• **WRITTEN INSTRUCTION**: Find all lines in the records that include the word "Spaghetti", and copy them out.

──────── PROVIDED MATERIAL

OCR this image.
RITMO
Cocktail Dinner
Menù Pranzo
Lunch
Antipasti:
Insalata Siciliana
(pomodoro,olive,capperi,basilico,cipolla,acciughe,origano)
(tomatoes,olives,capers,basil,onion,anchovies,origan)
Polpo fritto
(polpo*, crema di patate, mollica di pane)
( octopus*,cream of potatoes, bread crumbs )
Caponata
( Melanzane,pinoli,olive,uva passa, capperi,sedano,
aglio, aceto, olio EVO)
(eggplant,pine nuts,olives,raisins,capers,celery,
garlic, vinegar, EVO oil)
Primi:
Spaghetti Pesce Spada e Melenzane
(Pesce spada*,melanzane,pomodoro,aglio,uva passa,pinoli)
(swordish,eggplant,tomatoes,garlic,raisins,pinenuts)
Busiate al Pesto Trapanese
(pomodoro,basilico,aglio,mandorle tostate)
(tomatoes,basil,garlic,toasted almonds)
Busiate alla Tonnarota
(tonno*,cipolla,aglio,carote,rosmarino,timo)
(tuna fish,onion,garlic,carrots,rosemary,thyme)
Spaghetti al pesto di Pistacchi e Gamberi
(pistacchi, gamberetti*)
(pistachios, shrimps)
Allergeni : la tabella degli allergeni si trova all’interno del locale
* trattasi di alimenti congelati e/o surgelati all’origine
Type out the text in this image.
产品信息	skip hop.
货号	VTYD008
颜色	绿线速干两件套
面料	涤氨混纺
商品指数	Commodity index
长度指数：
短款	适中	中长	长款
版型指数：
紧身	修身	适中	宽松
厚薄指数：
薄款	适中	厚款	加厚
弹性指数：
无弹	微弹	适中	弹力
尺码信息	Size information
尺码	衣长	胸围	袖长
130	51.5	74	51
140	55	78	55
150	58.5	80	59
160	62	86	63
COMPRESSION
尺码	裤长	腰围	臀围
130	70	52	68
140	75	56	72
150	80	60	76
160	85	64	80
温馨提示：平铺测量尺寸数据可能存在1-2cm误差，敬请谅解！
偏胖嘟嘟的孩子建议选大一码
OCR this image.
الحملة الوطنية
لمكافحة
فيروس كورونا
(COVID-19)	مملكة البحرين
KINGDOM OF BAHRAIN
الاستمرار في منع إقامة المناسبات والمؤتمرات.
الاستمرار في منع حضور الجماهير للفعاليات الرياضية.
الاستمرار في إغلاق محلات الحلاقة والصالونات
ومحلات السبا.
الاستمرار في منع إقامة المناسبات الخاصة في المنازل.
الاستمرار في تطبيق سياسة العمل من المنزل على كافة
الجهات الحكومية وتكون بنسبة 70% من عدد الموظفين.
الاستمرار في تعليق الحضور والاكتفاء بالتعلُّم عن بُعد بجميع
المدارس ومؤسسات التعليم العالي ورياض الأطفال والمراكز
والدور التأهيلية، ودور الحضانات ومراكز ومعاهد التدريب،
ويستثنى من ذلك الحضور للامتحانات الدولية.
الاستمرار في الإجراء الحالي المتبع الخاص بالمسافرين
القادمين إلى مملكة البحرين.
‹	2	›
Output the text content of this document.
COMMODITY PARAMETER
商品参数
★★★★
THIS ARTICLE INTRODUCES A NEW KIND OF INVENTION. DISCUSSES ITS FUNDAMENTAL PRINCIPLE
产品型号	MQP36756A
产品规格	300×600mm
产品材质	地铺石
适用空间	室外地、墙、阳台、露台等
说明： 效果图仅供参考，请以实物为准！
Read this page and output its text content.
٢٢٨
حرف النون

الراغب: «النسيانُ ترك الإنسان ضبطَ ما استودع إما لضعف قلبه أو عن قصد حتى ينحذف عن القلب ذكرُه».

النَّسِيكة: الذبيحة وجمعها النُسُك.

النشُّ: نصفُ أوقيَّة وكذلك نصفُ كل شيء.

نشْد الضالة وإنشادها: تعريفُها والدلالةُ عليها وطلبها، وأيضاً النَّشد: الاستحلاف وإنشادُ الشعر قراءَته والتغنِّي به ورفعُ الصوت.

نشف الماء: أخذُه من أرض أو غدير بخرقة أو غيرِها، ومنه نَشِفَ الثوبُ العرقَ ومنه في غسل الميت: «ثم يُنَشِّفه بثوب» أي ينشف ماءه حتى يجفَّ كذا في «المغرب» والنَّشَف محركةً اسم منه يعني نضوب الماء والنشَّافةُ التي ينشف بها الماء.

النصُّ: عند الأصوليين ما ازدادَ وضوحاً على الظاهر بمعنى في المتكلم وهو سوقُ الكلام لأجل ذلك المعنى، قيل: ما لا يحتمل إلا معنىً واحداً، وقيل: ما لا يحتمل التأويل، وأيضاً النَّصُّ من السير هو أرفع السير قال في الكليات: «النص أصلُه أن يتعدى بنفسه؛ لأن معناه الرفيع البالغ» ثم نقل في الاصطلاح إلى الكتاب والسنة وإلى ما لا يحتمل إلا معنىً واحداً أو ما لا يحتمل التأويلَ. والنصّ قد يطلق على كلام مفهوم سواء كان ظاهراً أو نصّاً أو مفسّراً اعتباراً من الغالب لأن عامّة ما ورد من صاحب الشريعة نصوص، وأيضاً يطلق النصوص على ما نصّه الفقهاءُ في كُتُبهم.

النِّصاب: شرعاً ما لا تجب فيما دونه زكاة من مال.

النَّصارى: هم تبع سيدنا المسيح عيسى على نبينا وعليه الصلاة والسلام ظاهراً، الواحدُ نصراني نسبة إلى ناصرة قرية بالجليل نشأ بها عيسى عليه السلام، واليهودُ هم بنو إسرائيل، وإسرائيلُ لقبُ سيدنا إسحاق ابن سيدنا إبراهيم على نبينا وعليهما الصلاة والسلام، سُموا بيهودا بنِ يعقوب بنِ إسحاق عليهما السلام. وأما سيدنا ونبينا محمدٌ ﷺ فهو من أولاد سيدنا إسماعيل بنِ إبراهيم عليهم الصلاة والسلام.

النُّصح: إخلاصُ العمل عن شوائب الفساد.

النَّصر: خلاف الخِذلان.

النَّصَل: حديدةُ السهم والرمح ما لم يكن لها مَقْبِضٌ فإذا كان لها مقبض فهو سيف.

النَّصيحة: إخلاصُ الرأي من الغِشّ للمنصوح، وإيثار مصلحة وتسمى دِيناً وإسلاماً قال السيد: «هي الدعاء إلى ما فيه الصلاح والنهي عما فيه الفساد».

────────────────

• **THE RESULT**:
Spaghetti Pesce Spada e Melenzane
Spaghetti al pesto di Pistacchi e Gamberi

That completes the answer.